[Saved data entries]
-----

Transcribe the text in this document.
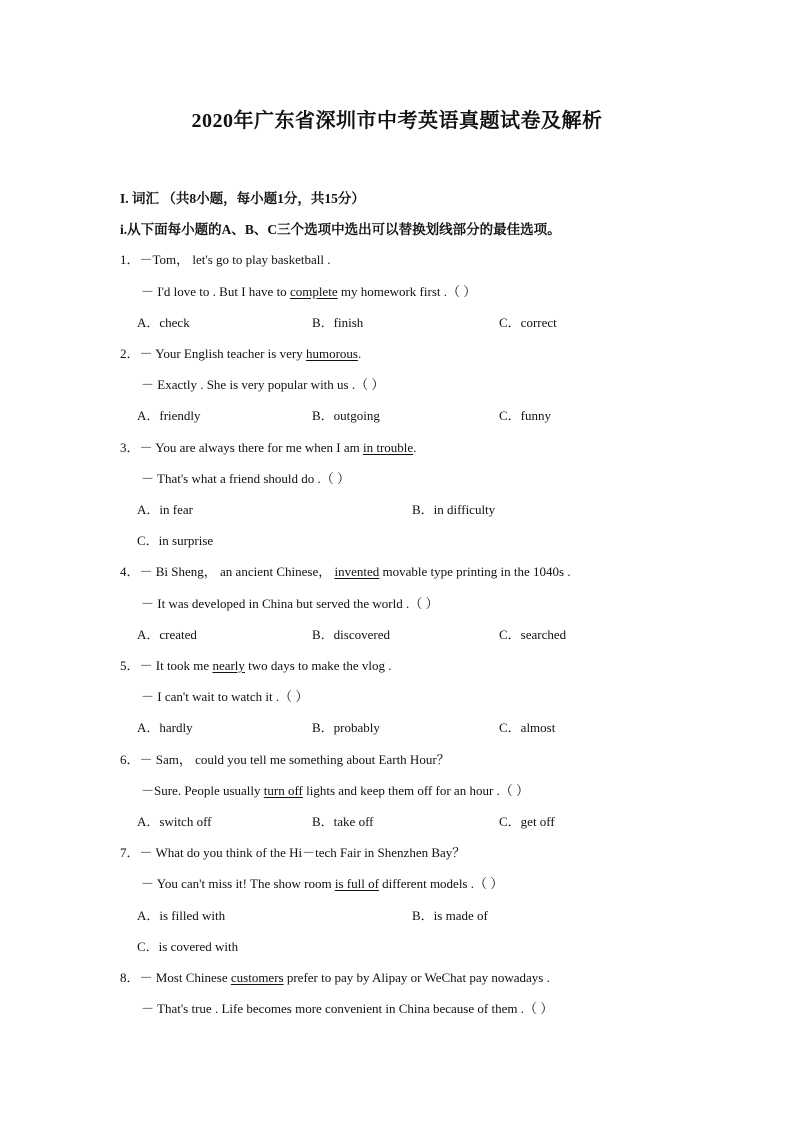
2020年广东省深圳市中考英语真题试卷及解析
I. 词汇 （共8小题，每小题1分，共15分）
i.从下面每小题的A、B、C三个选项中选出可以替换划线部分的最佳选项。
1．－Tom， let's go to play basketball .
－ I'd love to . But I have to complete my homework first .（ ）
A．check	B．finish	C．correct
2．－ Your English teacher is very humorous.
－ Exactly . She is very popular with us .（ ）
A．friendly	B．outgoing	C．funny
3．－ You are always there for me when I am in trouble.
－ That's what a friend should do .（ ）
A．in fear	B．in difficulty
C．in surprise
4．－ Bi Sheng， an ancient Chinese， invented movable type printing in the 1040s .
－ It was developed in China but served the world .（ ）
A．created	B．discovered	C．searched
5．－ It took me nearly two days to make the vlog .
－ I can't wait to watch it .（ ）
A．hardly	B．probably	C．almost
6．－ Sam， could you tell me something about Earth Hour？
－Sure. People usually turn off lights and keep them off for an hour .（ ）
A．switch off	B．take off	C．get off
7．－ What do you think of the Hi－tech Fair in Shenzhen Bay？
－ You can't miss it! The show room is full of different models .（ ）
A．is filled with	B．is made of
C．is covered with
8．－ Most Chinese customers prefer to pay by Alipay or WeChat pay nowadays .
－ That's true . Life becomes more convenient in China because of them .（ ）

-----

What the task asks | Output the material word for word, omitting its pictures.

Result below |
Transcribe the text in this document.
2020年广东省深圳市中考英语真题试卷及解析
I. 词汇 （共8小题，每小题1分，共15分）
i.从下面每小题的A、B、C三个选项中选出可以替换划线部分的最佳选项。
1．－Tom， let's go to play basketball .
－ I'd love to . But I have to complete my homework first .（ ）
A．check	B．finish	C．correct
2．－ Your English teacher is very humorous.
－ Exactly . She is very popular with us .（ ）
A．friendly	B．outgoing	C．funny
3．－ You are always there for me when I am in trouble.
－ That's what a friend should do .（ ）
A．in fear	B．in difficulty
C．in surprise
4．－ Bi Sheng， an ancient Chinese， invented movable type printing in the 1040s .
－ It was developed in China but served the world .（ ）
A．created	B．discovered	C．searched
5．－ It took me nearly two days to make the vlog .
－ I can't wait to watch it .（ ）
A．hardly	B．probably	C．almost
6．－ Sam， could you tell me something about Earth Hour？
－Sure. People usually turn off lights and keep them off for an hour .（ ）
A．switch off	B．take off	C．get off
7．－ What do you think of the Hi－tech Fair in Shenzhen Bay？
－ You can't miss it! The show room is full of different models .（ ）
A．is filled with	B．is made of
C．is covered with
8．－ Most Chinese customers prefer to pay by Alipay or WeChat pay nowadays .
－ That's true . Life becomes more convenient in China because of them .（ ）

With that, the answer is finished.